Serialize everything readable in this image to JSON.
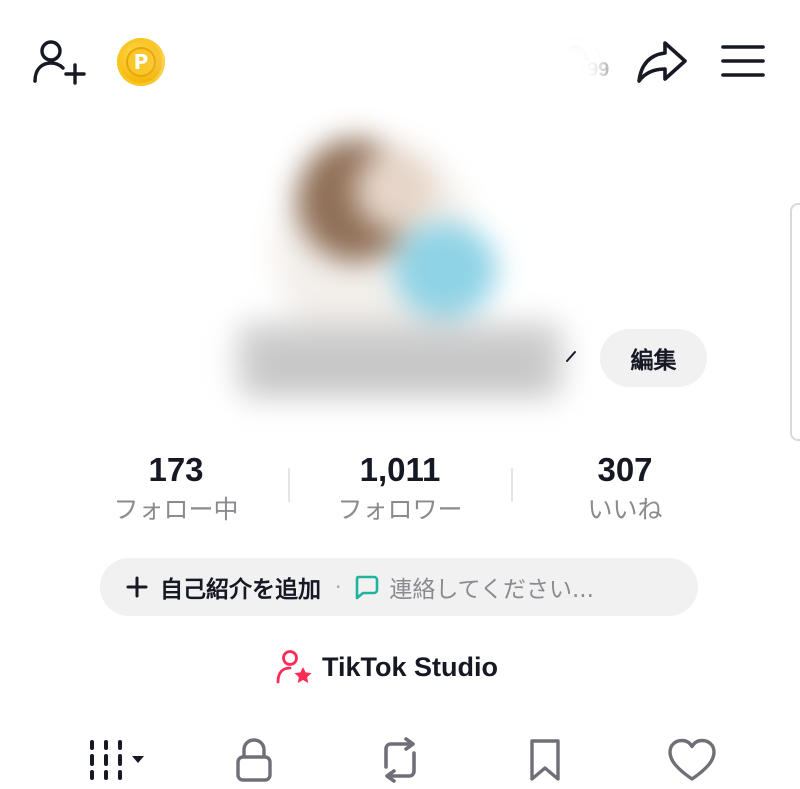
{
  "header": {
    "add_friend_icon": "person-plus-icon",
    "coin_icon": "coin-icon",
    "coin_letter": "P",
    "notification_count": "99",
    "share_icon": "share-arrow-icon",
    "menu_icon": "hamburger-menu-icon"
  },
  "profile": {
    "edit_label": "編集"
  },
  "stats": [
    {
      "value": "173",
      "label": "フォロー中"
    },
    {
      "value": "1,011",
      "label": "フォロワー"
    },
    {
      "value": "307",
      "label": "いいね"
    }
  ],
  "bio": {
    "add_label": "自己紹介を追加",
    "separator": "·",
    "contact_label": "連絡してください..."
  },
  "studio": {
    "label": "TikTok Studio"
  },
  "tabs": [
    {
      "name": "videos-grid",
      "icon": "grid-bars-icon"
    },
    {
      "name": "private",
      "icon": "lock-icon"
    },
    {
      "name": "reposts",
      "icon": "repost-icon"
    },
    {
      "name": "saved",
      "icon": "bookmark-icon"
    },
    {
      "name": "liked",
      "icon": "heart-icon"
    }
  ],
  "colors": {
    "text_primary": "#161823",
    "text_secondary": "#8a8b91",
    "pill_bg": "#f1f1f2",
    "coin": "#f6b90e",
    "contact_icon": "#20b49a",
    "studio_icon": "#fe2c55"
  }
}
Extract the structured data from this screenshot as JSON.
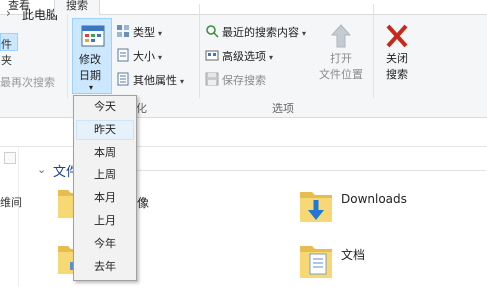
{
  "tabs": [
    {
      "label": "查看"
    },
    {
      "label": "搜索",
      "selected": true
    }
  ],
  "left_partial": {
    "select_all_partial": "件夹",
    "recent_search_partial": "最再次搜索"
  },
  "ribbon": {
    "refine": {
      "modify_date": {
        "line1": "修改",
        "line2": "日期"
      },
      "type_label": "类型",
      "size_label": "大小",
      "other_props_label": "其他属性",
      "group_label_partial": "化"
    },
    "options": {
      "recent_searches": "最近的搜索内容",
      "advanced_options": "高级选项",
      "save_search": "保存搜索",
      "open_location": {
        "line1": "打开",
        "line2": "文件位置"
      },
      "group_label": "选项"
    },
    "close_search": {
      "line1": "关闭",
      "line2": "搜索"
    }
  },
  "breadcrumb": {
    "separator": "›",
    "this_pc": "此电脑"
  },
  "content": {
    "group_header_partial": "文件",
    "nav_partial": "维间",
    "items": [
      {
        "label": "Downloads",
        "icon": "downloads-folder-icon"
      },
      {
        "label": "文档",
        "icon": "documents-folder-icon"
      }
    ]
  },
  "date_dropdown": {
    "items": [
      "今天",
      "昨天",
      "本周",
      "上周",
      "本月",
      "上月",
      "今年",
      "去年"
    ],
    "hovered_index": 1
  },
  "colors": {
    "pressed_bg": "#cce8ff",
    "pressed_border": "#99d1ff",
    "ribbon_bg": "#f5f6f7",
    "close_red": "#c42b1c",
    "folder_yellow": "#f8d775",
    "accent_blue": "#1e78d4"
  }
}
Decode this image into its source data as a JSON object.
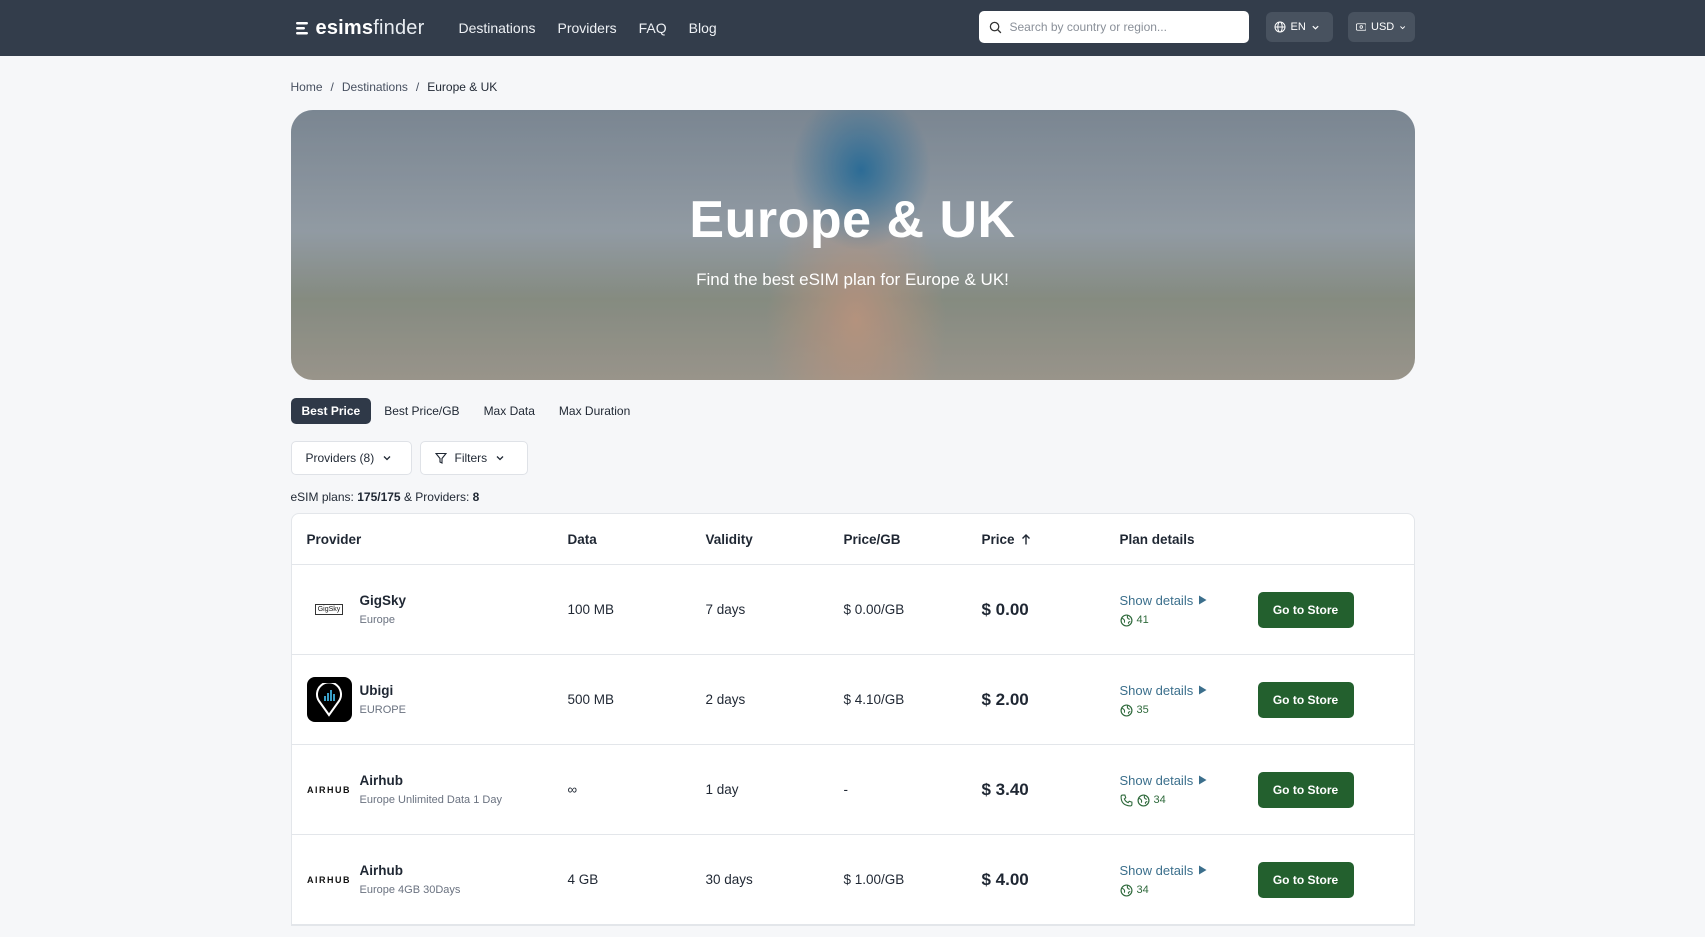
{
  "brand": {
    "name_bold": "esims",
    "name_thin": "finder"
  },
  "nav": {
    "items": [
      "Destinations",
      "Providers",
      "FAQ",
      "Blog"
    ]
  },
  "search": {
    "placeholder": "Search by country or region..."
  },
  "lang": {
    "label": "EN"
  },
  "currency": {
    "label": "USD"
  },
  "breadcrumb": {
    "items": [
      "Home",
      "Destinations",
      "Europe & UK"
    ],
    "separator": "/"
  },
  "hero": {
    "title": "Europe & UK",
    "subtitle": "Find the best eSIM plan for Europe & UK!"
  },
  "sort_tabs": {
    "items": [
      "Best Price",
      "Best Price/GB",
      "Max Data",
      "Max Duration"
    ],
    "active": "Best Price"
  },
  "filters": {
    "providers_label": "Providers (8)",
    "filters_label": "Filters"
  },
  "summary": {
    "plans_prefix": "eSIM plans:",
    "plans_value": "175/175",
    "providers_prefix": "& Providers:",
    "providers_value": "8"
  },
  "table": {
    "headers": {
      "provider": "Provider",
      "data": "Data",
      "validity": "Validity",
      "price_per_gb": "Price/GB",
      "price": "Price",
      "plan_details": "Plan details"
    },
    "show_details": "Show details",
    "store_button": "Go to Store",
    "rows": [
      {
        "name": "GigSky",
        "sub": "Europe",
        "logo": "GigSky",
        "data": "100 MB",
        "validity": "7 days",
        "price_per_gb": "$ 0.00/GB",
        "price": "$ 0.00",
        "countries": "41",
        "has_calls": false
      },
      {
        "name": "Ubigi",
        "sub": "EUROPE",
        "logo": "ubigi-icon",
        "data": "500 MB",
        "validity": "2 days",
        "price_per_gb": "$ 4.10/GB",
        "price": "$ 2.00",
        "countries": "35",
        "has_calls": false
      },
      {
        "name": "Airhub",
        "sub": "Europe Unlimited Data 1 Day",
        "logo": "AIRHUB",
        "data": "∞",
        "validity": "1 day",
        "price_per_gb": "-",
        "price": "$ 3.40",
        "countries": "34",
        "has_calls": true
      },
      {
        "name": "Airhub",
        "sub": "Europe 4GB 30Days",
        "logo": "AIRHUB",
        "data": "4 GB",
        "validity": "30 days",
        "price_per_gb": "$ 1.00/GB",
        "price": "$ 4.00",
        "countries": "34",
        "has_calls": false
      }
    ]
  },
  "colors": {
    "topbar": "#333d4b",
    "store_button": "#23602e",
    "link": "#3b6f8c",
    "active_tab": "#2f3948"
  }
}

**Problem to work on**
Transcribe each line above verbatim, with the pictures left out.

**Exercise solution**
Serialize everything readable in this image to JSON.
{
  "header": {
    "add_friend_icon": "person-plus-icon",
    "coin_icon": "coin-icon",
    "coin_letter": "P",
    "notification_count": "99",
    "share_icon": "share-arrow-icon",
    "menu_icon": "hamburger-menu-icon"
  },
  "profile": {
    "edit_label": "編集"
  },
  "stats": [
    {
      "value": "173",
      "label": "フォロー中"
    },
    {
      "value": "1,011",
      "label": "フォロワー"
    },
    {
      "value": "307",
      "label": "いいね"
    }
  ],
  "bio": {
    "add_label": "自己紹介を追加",
    "separator": "·",
    "contact_label": "連絡してください..."
  },
  "studio": {
    "label": "TikTok Studio"
  },
  "tabs": [
    {
      "name": "videos-grid",
      "icon": "grid-bars-icon"
    },
    {
      "name": "private",
      "icon": "lock-icon"
    },
    {
      "name": "reposts",
      "icon": "repost-icon"
    },
    {
      "name": "saved",
      "icon": "bookmark-icon"
    },
    {
      "name": "liked",
      "icon": "heart-icon"
    }
  ],
  "colors": {
    "text_primary": "#161823",
    "text_secondary": "#8a8b91",
    "pill_bg": "#f1f1f2",
    "coin": "#f6b90e",
    "contact_icon": "#20b49a",
    "studio_icon": "#fe2c55"
  }
}
Extract the structured data from this screenshot as JSON.
{
  "tabs": [
    {
      "label": "查看"
    },
    {
      "label": "搜索",
      "selected": true
    }
  ],
  "left_partial": {
    "select_all_partial": "件夹",
    "recent_search_partial": "最再次搜索"
  },
  "ribbon": {
    "refine": {
      "modify_date": {
        "line1": "修改",
        "line2": "日期"
      },
      "type_label": "类型",
      "size_label": "大小",
      "other_props_label": "其他属性",
      "group_label_partial": "化"
    },
    "options": {
      "recent_searches": "最近的搜索内容",
      "advanced_options": "高级选项",
      "save_search": "保存搜索",
      "open_location": {
        "line1": "打开",
        "line2": "文件位置"
      },
      "group_label": "选项"
    },
    "close_search": {
      "line1": "关闭",
      "line2": "搜索"
    }
  },
  "breadcrumb": {
    "separator": "›",
    "this_pc": "此电脑"
  },
  "content": {
    "group_header_partial": "文件",
    "nav_partial": "维间",
    "items": [
      {
        "label": "Downloads",
        "icon": "downloads-folder-icon"
      },
      {
        "label": "文档",
        "icon": "documents-folder-icon"
      }
    ]
  },
  "date_dropdown": {
    "items": [
      "今天",
      "昨天",
      "本周",
      "上周",
      "本月",
      "上月",
      "今年",
      "去年"
    ],
    "hovered_index": 1
  },
  "colors": {
    "pressed_bg": "#cce8ff",
    "pressed_border": "#99d1ff",
    "ribbon_bg": "#f5f6f7",
    "close_red": "#c42b1c",
    "folder_yellow": "#f8d775",
    "accent_blue": "#1e78d4"
  }
}
Decode this image into its source data as a JSON object.
{
  "brand": {
    "name_bold": "esims",
    "name_thin": "finder"
  },
  "nav": {
    "items": [
      "Destinations",
      "Providers",
      "FAQ",
      "Blog"
    ]
  },
  "search": {
    "placeholder": "Search by country or region..."
  },
  "lang": {
    "label": "EN"
  },
  "currency": {
    "label": "USD"
  },
  "breadcrumb": {
    "items": [
      "Home",
      "Destinations",
      "Europe & UK"
    ],
    "separator": "/"
  },
  "hero": {
    "title": "Europe & UK",
    "subtitle": "Find the best eSIM plan for Europe & UK!"
  },
  "sort_tabs": {
    "items": [
      "Best Price",
      "Best Price/GB",
      "Max Data",
      "Max Duration"
    ],
    "active": "Best Price"
  },
  "filters": {
    "providers_label": "Providers (8)",
    "filters_label": "Filters"
  },
  "summary": {
    "plans_prefix": "eSIM plans:",
    "plans_value": "175/175",
    "providers_prefix": "& Providers:",
    "providers_value": "8"
  },
  "table": {
    "headers": {
      "provider": "Provider",
      "data": "Data",
      "validity": "Validity",
      "price_per_gb": "Price/GB",
      "price": "Price",
      "plan_details": "Plan details"
    },
    "show_details": "Show details",
    "store_button": "Go to Store",
    "rows": [
      {
        "name": "GigSky",
        "sub": "Europe",
        "logo": "GigSky",
        "data": "100 MB",
        "validity": "7 days",
        "price_per_gb": "$ 0.00/GB",
        "price": "$ 0.00",
        "countries": "41",
        "has_calls": false
      },
      {
        "name": "Ubigi",
        "sub": "EUROPE",
        "logo": "ubigi-icon",
        "data": "500 MB",
        "validity": "2 days",
        "price_per_gb": "$ 4.10/GB",
        "price": "$ 2.00",
        "countries": "35",
        "has_calls": false
      },
      {
        "name": "Airhub",
        "sub": "Europe Unlimited Data 1 Day",
        "logo": "AIRHUB",
        "data": "∞",
        "validity": "1 day",
        "price_per_gb": "-",
        "price": "$ 3.40",
        "countries": "34",
        "has_calls": true
      },
      {
        "name": "Airhub",
        "sub": "Europe 4GB 30Days",
        "logo": "AIRHUB",
        "data": "4 GB",
        "validity": "30 days",
        "price_per_gb": "$ 1.00/GB",
        "price": "$ 4.00",
        "countries": "34",
        "has_calls": false
      }
    ]
  },
  "colors": {
    "topbar": "#333d4b",
    "store_button": "#23602e",
    "link": "#3b6f8c",
    "active_tab": "#2f3948"
  }
}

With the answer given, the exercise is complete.